● **Aim of the task**
Reproduce the listing below exactly. Pictures do not belong in the copy.

= = = = =

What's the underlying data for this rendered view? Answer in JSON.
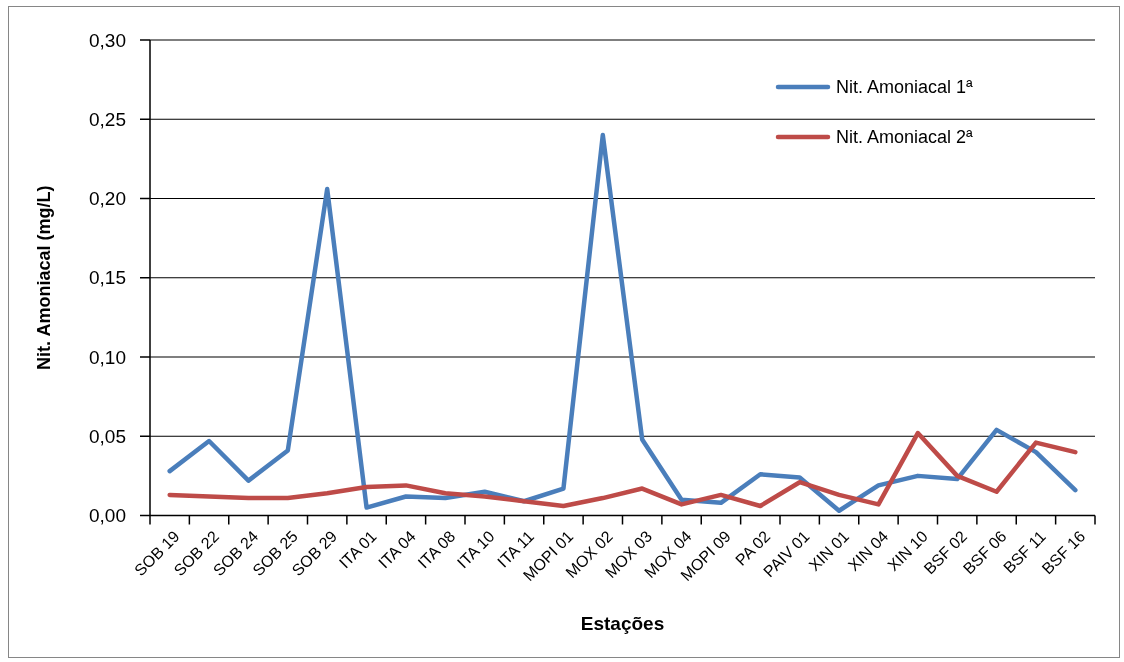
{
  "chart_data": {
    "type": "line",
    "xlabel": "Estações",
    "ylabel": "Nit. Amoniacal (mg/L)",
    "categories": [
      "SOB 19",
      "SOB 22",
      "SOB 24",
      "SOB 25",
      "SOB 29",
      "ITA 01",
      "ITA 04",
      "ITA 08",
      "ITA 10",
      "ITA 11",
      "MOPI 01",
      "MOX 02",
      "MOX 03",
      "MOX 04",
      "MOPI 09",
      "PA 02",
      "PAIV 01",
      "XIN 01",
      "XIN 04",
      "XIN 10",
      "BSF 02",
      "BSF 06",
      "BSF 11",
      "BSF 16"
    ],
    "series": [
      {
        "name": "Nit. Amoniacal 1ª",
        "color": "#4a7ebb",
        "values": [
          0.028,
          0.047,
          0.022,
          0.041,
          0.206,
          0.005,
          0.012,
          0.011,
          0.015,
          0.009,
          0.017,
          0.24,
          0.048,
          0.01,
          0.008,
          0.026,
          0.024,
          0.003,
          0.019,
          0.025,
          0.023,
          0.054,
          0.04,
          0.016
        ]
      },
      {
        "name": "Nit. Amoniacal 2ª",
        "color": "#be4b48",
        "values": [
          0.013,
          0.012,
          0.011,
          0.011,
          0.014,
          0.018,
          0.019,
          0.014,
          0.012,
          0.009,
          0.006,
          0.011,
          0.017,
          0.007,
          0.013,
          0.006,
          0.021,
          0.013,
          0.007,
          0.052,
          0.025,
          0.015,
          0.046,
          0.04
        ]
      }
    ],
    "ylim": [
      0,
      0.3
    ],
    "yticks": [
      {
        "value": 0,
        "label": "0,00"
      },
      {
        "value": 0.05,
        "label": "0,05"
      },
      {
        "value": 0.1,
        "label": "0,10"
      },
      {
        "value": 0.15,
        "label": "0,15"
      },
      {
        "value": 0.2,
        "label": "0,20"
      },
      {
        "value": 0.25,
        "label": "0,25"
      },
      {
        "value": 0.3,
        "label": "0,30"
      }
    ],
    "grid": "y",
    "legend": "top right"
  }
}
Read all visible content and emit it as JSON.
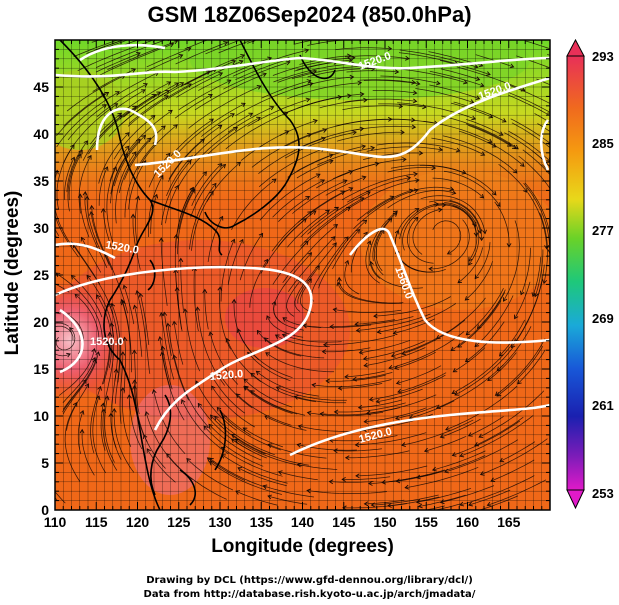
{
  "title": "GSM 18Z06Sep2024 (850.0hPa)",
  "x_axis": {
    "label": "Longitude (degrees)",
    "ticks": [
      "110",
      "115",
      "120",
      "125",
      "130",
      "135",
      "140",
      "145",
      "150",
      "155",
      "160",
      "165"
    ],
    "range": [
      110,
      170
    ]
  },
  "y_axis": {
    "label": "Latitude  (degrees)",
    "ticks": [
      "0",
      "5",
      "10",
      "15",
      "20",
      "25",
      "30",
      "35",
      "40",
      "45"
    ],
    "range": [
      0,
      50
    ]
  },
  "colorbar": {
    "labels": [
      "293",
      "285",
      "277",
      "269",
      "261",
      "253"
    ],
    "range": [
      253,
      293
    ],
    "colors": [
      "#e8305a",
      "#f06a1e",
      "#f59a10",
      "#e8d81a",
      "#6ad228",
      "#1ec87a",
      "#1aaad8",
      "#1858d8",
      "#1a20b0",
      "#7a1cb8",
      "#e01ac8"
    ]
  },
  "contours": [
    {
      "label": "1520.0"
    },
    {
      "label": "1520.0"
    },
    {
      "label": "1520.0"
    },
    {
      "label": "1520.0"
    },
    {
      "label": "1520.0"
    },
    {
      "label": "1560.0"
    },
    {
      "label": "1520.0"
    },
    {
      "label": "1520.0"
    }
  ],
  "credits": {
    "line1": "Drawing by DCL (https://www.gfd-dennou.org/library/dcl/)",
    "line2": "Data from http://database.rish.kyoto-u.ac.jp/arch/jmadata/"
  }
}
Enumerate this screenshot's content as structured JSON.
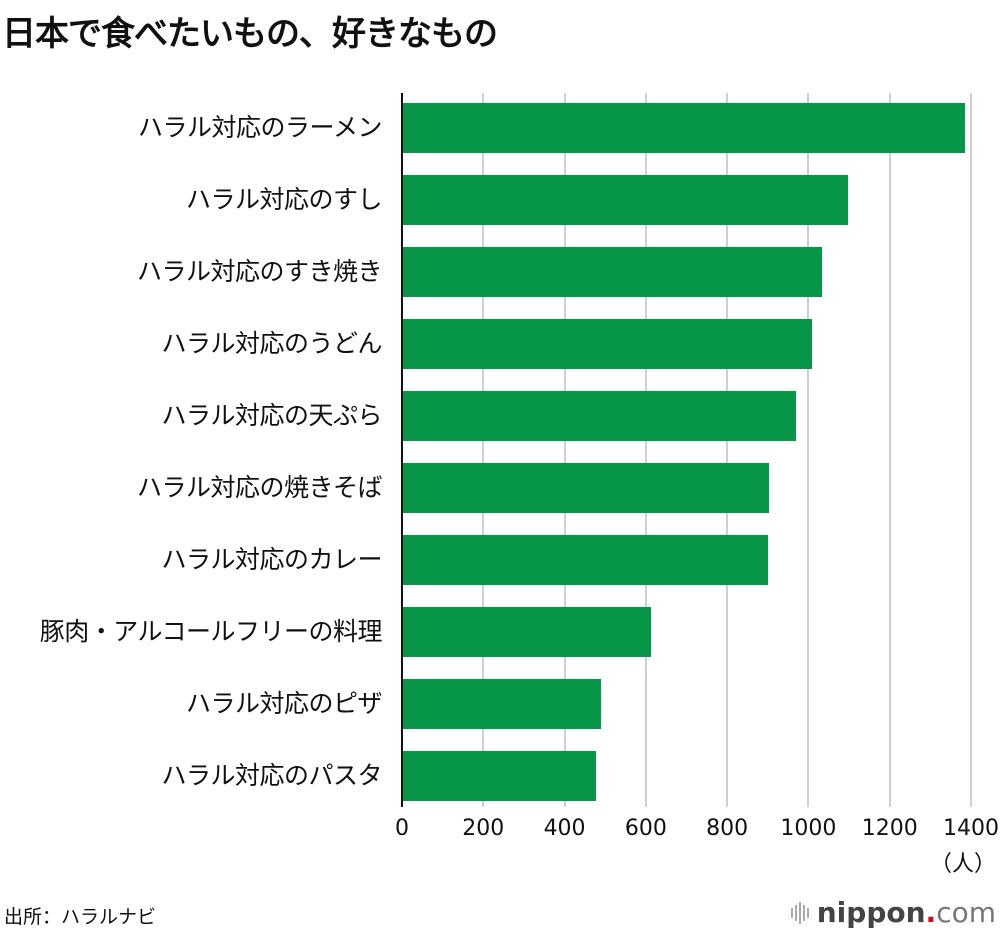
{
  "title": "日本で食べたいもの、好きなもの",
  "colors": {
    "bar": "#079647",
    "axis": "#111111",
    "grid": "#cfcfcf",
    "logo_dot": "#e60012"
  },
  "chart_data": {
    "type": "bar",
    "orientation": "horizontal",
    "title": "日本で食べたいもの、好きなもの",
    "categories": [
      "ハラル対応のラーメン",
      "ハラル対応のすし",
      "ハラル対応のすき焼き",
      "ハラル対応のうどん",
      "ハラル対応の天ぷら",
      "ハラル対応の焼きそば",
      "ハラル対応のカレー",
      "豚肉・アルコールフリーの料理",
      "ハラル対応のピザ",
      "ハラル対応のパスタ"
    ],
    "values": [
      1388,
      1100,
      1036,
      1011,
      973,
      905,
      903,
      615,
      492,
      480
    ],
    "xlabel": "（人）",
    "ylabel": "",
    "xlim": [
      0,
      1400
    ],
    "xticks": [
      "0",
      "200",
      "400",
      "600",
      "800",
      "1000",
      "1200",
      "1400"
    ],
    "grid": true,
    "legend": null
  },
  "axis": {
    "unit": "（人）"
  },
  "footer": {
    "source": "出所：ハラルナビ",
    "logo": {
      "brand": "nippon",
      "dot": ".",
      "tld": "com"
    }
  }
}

= = = = =

● **Task response**
What's the underlying data for this rendered view? Answer in JSON.
{
  "chart_data": {
    "type": "line",
    "xlabel": "Estações",
    "ylabel": "Nit. Amoniacal (mg/L)",
    "categories": [
      "SOB 19",
      "SOB 22",
      "SOB 24",
      "SOB 25",
      "SOB 29",
      "ITA 01",
      "ITA 04",
      "ITA 08",
      "ITA 10",
      "ITA 11",
      "MOPI 01",
      "MOX 02",
      "MOX 03",
      "MOX 04",
      "MOPI 09",
      "PA 02",
      "PAIV 01",
      "XIN 01",
      "XIN 04",
      "XIN 10",
      "BSF 02",
      "BSF 06",
      "BSF 11",
      "BSF 16"
    ],
    "series": [
      {
        "name": "Nit. Amoniacal 1ª",
        "color": "#4a7ebb",
        "values": [
          0.028,
          0.047,
          0.022,
          0.041,
          0.206,
          0.005,
          0.012,
          0.011,
          0.015,
          0.009,
          0.017,
          0.24,
          0.048,
          0.01,
          0.008,
          0.026,
          0.024,
          0.003,
          0.019,
          0.025,
          0.023,
          0.054,
          0.04,
          0.016
        ]
      },
      {
        "name": "Nit. Amoniacal 2ª",
        "color": "#be4b48",
        "values": [
          0.013,
          0.012,
          0.011,
          0.011,
          0.014,
          0.018,
          0.019,
          0.014,
          0.012,
          0.009,
          0.006,
          0.011,
          0.017,
          0.007,
          0.013,
          0.006,
          0.021,
          0.013,
          0.007,
          0.052,
          0.025,
          0.015,
          0.046,
          0.04
        ]
      }
    ],
    "ylim": [
      0,
      0.3
    ],
    "yticks": [
      {
        "value": 0,
        "label": "0,00"
      },
      {
        "value": 0.05,
        "label": "0,05"
      },
      {
        "value": 0.1,
        "label": "0,10"
      },
      {
        "value": 0.15,
        "label": "0,15"
      },
      {
        "value": 0.2,
        "label": "0,20"
      },
      {
        "value": 0.25,
        "label": "0,25"
      },
      {
        "value": 0.3,
        "label": "0,30"
      }
    ],
    "grid": "y",
    "legend": "top right"
  }
}
Read all visible content and emit it as JSON.
{
  "title": "GSM 18Z06Sep2024 (850.0hPa)",
  "x_axis": {
    "label": "Longitude (degrees)",
    "ticks": [
      "110",
      "115",
      "120",
      "125",
      "130",
      "135",
      "140",
      "145",
      "150",
      "155",
      "160",
      "165"
    ],
    "range": [
      110,
      170
    ]
  },
  "y_axis": {
    "label": "Latitude  (degrees)",
    "ticks": [
      "0",
      "5",
      "10",
      "15",
      "20",
      "25",
      "30",
      "35",
      "40",
      "45"
    ],
    "range": [
      0,
      50
    ]
  },
  "colorbar": {
    "labels": [
      "293",
      "285",
      "277",
      "269",
      "261",
      "253"
    ],
    "range": [
      253,
      293
    ],
    "colors": [
      "#e8305a",
      "#f06a1e",
      "#f59a10",
      "#e8d81a",
      "#6ad228",
      "#1ec87a",
      "#1aaad8",
      "#1858d8",
      "#1a20b0",
      "#7a1cb8",
      "#e01ac8"
    ]
  },
  "contours": [
    {
      "label": "1520.0"
    },
    {
      "label": "1520.0"
    },
    {
      "label": "1520.0"
    },
    {
      "label": "1520.0"
    },
    {
      "label": "1520.0"
    },
    {
      "label": "1560.0"
    },
    {
      "label": "1520.0"
    },
    {
      "label": "1520.0"
    }
  ],
  "credits": {
    "line1": "Drawing by DCL (https://www.gfd-dennou.org/library/dcl/)",
    "line2": "Data from http://database.rish.kyoto-u.ac.jp/arch/jmadata/"
  }
}
Enumerate this screenshot's content as structured JSON.
{
  "title": "日本で食べたいもの、好きなもの",
  "colors": {
    "bar": "#079647",
    "axis": "#111111",
    "grid": "#cfcfcf",
    "logo_dot": "#e60012"
  },
  "chart_data": {
    "type": "bar",
    "orientation": "horizontal",
    "title": "日本で食べたいもの、好きなもの",
    "categories": [
      "ハラル対応のラーメン",
      "ハラル対応のすし",
      "ハラル対応のすき焼き",
      "ハラル対応のうどん",
      "ハラル対応の天ぷら",
      "ハラル対応の焼きそば",
      "ハラル対応のカレー",
      "豚肉・アルコールフリーの料理",
      "ハラル対応のピザ",
      "ハラル対応のパスタ"
    ],
    "values": [
      1388,
      1100,
      1036,
      1011,
      973,
      905,
      903,
      615,
      492,
      480
    ],
    "xlabel": "（人）",
    "ylabel": "",
    "xlim": [
      0,
      1400
    ],
    "xticks": [
      "0",
      "200",
      "400",
      "600",
      "800",
      "1000",
      "1200",
      "1400"
    ],
    "grid": true,
    "legend": null
  },
  "axis": {
    "unit": "（人）"
  },
  "footer": {
    "source": "出所：ハラルナビ",
    "logo": {
      "brand": "nippon",
      "dot": ".",
      "tld": "com"
    }
  }
}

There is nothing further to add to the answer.